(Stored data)
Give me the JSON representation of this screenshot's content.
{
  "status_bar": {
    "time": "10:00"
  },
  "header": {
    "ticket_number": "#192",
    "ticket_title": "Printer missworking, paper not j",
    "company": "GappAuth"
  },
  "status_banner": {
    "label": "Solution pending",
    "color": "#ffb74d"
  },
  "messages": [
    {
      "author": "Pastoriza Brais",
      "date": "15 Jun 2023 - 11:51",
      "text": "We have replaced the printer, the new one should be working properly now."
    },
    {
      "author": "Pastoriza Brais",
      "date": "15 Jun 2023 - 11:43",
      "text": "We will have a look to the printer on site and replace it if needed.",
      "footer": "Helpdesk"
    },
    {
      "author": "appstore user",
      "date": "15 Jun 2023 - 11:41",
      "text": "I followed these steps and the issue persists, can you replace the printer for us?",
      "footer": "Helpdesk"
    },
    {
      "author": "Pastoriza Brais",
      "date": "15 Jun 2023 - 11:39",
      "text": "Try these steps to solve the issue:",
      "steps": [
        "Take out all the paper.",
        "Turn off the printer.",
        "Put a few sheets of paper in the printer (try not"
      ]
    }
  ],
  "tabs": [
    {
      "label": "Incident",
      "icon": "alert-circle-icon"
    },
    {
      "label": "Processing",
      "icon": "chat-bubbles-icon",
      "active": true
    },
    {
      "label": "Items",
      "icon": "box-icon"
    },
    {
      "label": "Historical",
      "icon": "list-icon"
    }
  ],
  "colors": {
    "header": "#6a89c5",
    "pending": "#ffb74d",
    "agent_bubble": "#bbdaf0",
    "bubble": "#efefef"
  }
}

**Set problem**
Transcribe the data above in full, exactly.

**Exercise response**
Give me the JSON representation of this screenshot's content.
{
  "status_bar": {
    "time": "10:00"
  },
  "header": {
    "ticket_number": "#192",
    "ticket_title": "Printer missworking, paper not j",
    "company": "GappAuth"
  },
  "status_banner": {
    "label": "Solution pending",
    "color": "#ffb74d"
  },
  "messages": [
    {
      "author": "Pastoriza Brais",
      "date": "15 Jun 2023 - 11:51",
      "text": "We have replaced the printer, the new one should be working properly now."
    },
    {
      "author": "Pastoriza Brais",
      "date": "15 Jun 2023 - 11:43",
      "text": "We will have a look to the printer on site and replace it if needed.",
      "footer": "Helpdesk"
    },
    {
      "author": "appstore user",
      "date": "15 Jun 2023 - 11:41",
      "text": "I followed these steps and the issue persists, can you replace the printer for us?",
      "footer": "Helpdesk"
    },
    {
      "author": "Pastoriza Brais",
      "date": "15 Jun 2023 - 11:39",
      "text": "Try these steps to solve the issue:",
      "steps": [
        "Take out all the paper.",
        "Turn off the printer.",
        "Put a few sheets of paper in the printer (try not"
      ]
    }
  ],
  "tabs": [
    {
      "label": "Incident",
      "icon": "alert-circle-icon"
    },
    {
      "label": "Processing",
      "icon": "chat-bubbles-icon",
      "active": true
    },
    {
      "label": "Items",
      "icon": "box-icon"
    },
    {
      "label": "Historical",
      "icon": "list-icon"
    }
  ],
  "colors": {
    "header": "#6a89c5",
    "pending": "#ffb74d",
    "agent_bubble": "#bbdaf0",
    "bubble": "#efefef"
  }
}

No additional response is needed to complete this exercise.